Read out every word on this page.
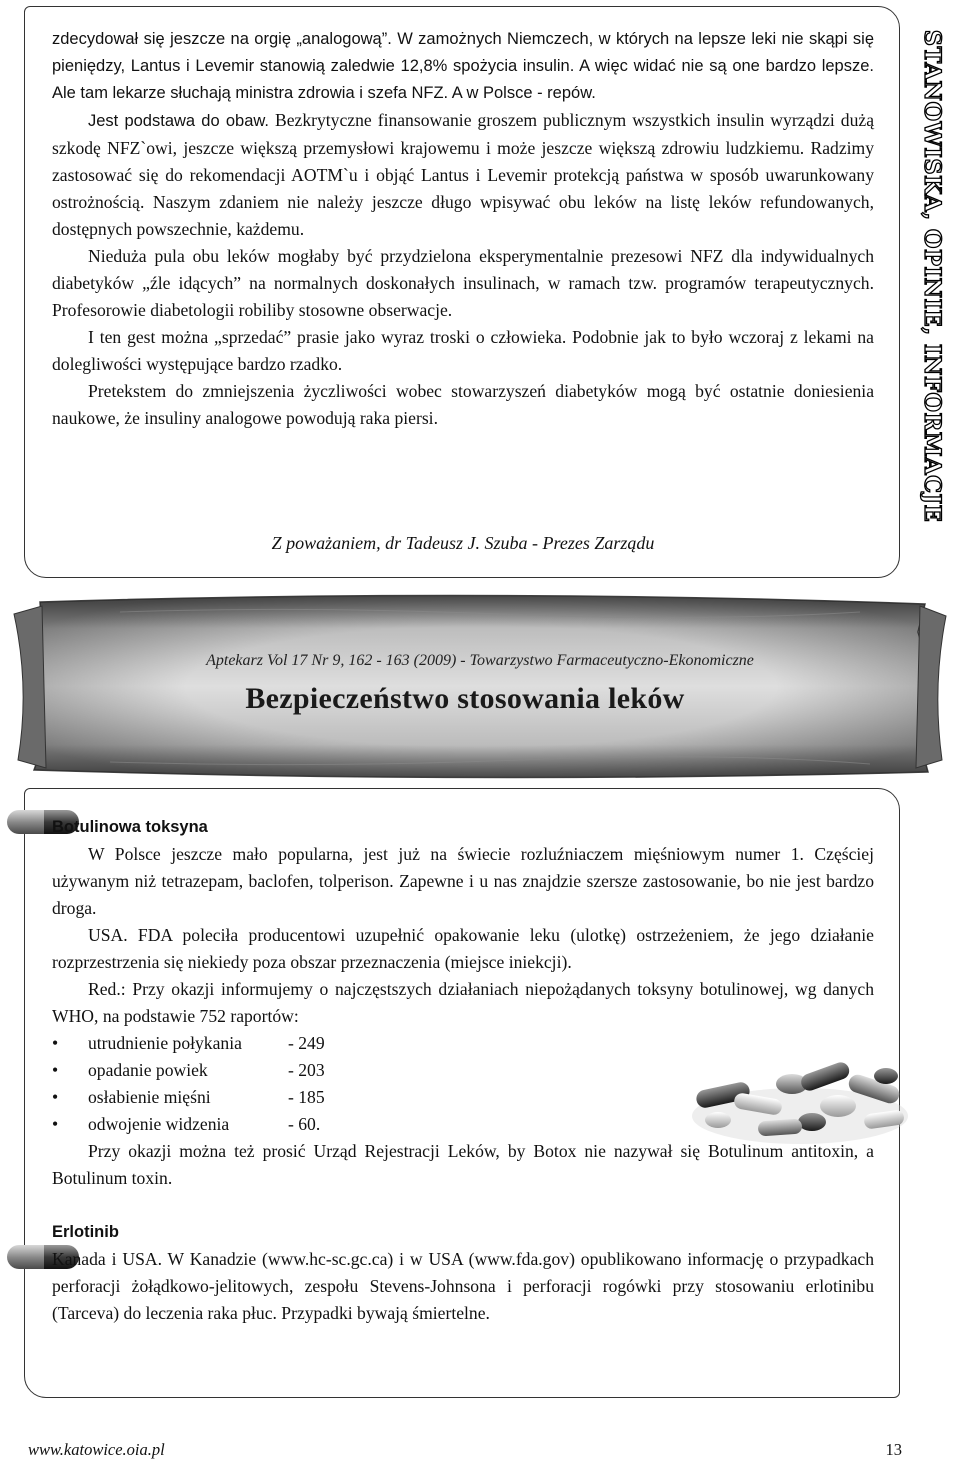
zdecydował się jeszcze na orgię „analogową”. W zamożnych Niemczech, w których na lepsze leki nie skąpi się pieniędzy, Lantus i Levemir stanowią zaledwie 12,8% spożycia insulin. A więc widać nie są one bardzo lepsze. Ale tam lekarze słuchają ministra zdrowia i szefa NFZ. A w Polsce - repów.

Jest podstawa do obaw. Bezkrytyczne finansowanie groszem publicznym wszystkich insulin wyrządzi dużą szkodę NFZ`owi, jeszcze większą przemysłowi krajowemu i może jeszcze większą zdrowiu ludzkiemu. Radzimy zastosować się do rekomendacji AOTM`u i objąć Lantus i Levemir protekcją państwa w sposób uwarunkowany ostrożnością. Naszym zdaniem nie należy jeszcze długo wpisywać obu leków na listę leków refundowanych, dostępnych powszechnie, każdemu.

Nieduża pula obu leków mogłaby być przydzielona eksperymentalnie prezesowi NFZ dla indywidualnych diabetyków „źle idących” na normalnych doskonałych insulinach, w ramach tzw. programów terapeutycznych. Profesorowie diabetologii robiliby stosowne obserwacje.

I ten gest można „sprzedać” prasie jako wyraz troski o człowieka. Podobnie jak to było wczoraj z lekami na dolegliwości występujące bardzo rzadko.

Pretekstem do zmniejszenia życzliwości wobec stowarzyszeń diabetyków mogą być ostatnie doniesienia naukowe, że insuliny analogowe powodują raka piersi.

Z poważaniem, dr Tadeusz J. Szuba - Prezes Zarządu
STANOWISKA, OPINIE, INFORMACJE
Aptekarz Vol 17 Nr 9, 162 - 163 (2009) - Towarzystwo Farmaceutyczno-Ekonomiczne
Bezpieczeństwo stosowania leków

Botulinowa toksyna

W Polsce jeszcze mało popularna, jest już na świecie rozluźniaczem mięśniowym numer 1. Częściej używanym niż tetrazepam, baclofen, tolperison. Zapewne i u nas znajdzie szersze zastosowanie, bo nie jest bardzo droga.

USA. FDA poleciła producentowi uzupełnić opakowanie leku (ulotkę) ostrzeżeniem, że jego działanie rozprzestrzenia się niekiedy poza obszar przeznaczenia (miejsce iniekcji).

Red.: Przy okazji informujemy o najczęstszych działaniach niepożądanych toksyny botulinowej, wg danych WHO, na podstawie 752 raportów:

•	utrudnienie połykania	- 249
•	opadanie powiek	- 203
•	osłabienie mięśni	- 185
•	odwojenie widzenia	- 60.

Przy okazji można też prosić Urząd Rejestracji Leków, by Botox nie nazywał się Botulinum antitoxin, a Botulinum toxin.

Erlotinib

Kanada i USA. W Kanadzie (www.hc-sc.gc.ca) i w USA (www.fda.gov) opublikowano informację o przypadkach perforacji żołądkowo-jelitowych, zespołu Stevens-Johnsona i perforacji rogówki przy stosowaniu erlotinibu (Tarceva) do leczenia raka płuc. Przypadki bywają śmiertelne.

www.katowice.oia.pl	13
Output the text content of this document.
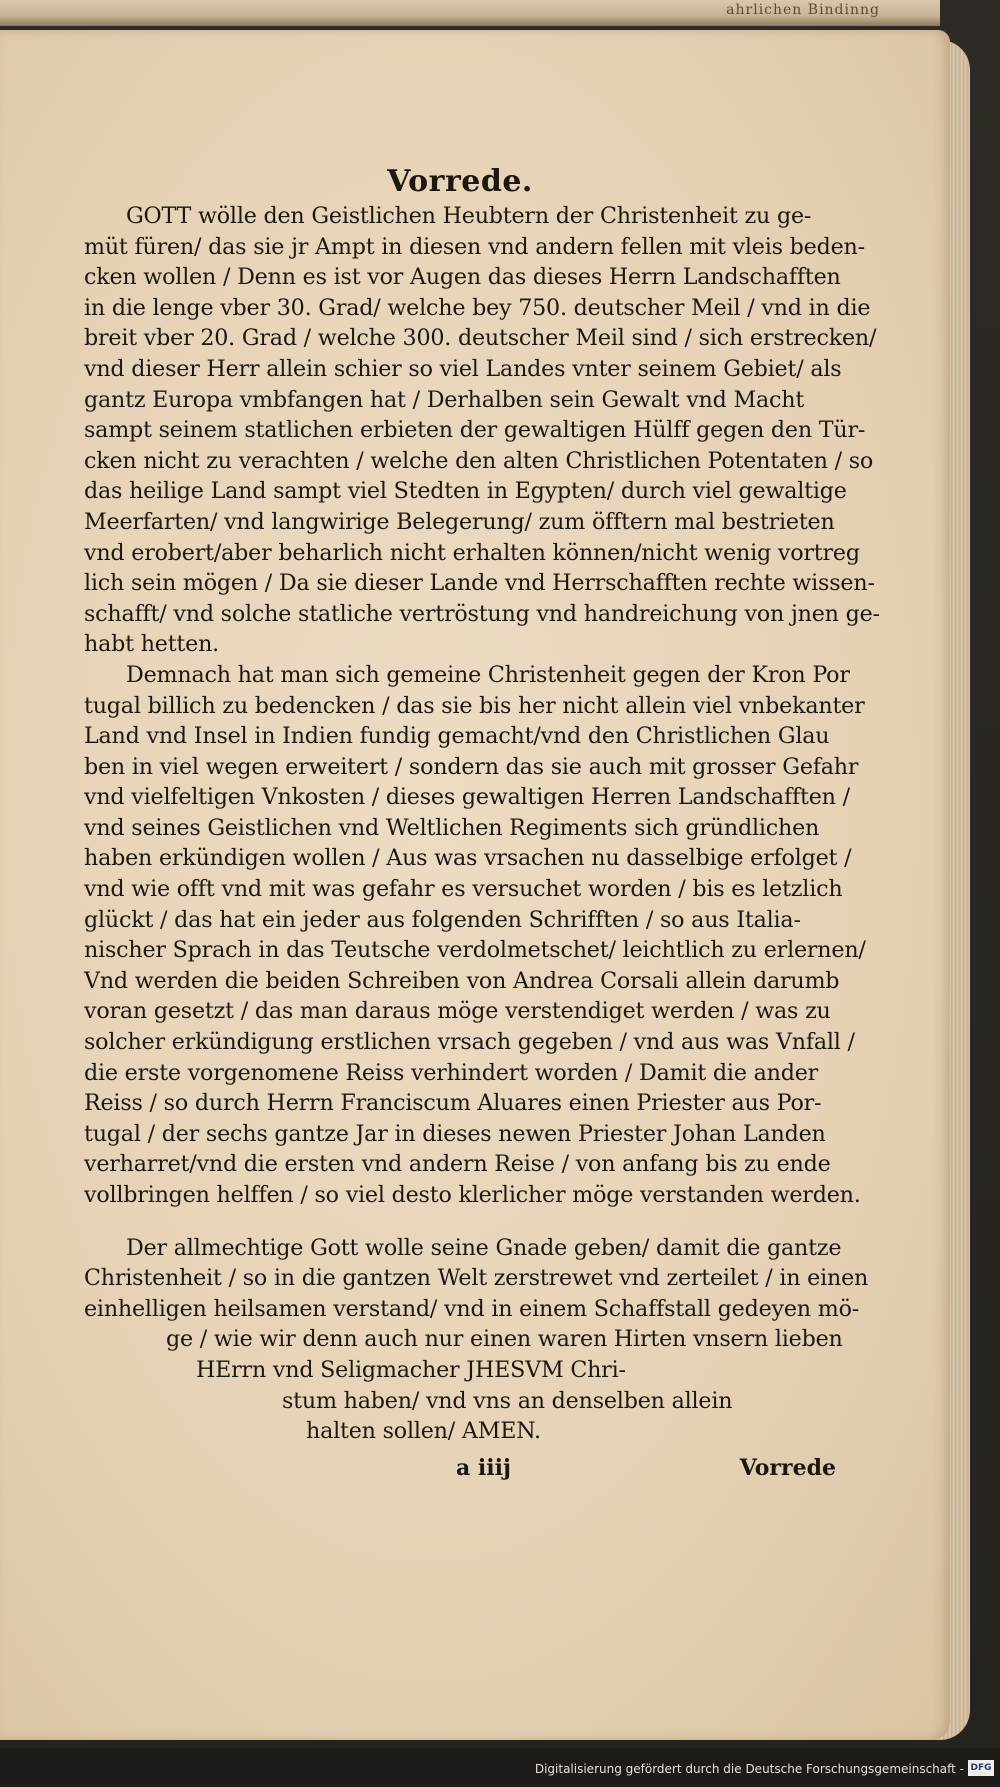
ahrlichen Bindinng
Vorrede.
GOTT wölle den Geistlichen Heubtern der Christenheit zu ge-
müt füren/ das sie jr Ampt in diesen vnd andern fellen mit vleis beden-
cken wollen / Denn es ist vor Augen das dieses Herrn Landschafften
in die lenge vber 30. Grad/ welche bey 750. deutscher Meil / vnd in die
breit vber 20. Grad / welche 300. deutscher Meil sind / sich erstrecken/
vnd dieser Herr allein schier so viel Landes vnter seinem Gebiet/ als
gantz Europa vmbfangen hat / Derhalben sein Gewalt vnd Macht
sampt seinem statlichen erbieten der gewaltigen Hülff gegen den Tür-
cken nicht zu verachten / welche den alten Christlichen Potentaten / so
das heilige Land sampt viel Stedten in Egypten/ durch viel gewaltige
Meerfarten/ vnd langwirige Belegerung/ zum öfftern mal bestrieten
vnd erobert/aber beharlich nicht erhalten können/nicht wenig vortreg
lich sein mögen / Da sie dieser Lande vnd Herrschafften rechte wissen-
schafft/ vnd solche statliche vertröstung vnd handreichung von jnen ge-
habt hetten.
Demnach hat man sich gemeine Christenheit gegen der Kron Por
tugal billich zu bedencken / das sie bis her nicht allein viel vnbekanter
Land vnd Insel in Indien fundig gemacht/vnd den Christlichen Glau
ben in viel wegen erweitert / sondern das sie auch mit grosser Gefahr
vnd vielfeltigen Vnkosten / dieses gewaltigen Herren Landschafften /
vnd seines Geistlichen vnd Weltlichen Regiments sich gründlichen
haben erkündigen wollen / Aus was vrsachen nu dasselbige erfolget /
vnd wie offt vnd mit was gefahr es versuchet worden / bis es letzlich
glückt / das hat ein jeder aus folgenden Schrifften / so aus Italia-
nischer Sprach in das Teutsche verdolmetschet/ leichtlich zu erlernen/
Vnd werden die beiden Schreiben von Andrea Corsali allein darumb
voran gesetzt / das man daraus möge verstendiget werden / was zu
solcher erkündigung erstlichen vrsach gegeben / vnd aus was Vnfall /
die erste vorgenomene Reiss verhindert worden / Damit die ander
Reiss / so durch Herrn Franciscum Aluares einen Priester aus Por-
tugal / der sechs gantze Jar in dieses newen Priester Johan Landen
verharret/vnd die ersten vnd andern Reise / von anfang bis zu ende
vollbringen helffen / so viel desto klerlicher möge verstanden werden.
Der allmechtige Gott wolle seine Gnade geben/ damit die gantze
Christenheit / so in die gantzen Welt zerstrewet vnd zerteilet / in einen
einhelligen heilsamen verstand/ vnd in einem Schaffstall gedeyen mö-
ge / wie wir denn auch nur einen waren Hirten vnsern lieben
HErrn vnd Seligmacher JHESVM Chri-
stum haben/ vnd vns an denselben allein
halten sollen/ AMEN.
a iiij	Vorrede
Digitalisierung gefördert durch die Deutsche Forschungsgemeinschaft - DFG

::::::

■ **Assignment**
What lines hold the string "this"? Pick them out of the data.

■ **Your response**
Read out every word on this page.
Output the text content of this document.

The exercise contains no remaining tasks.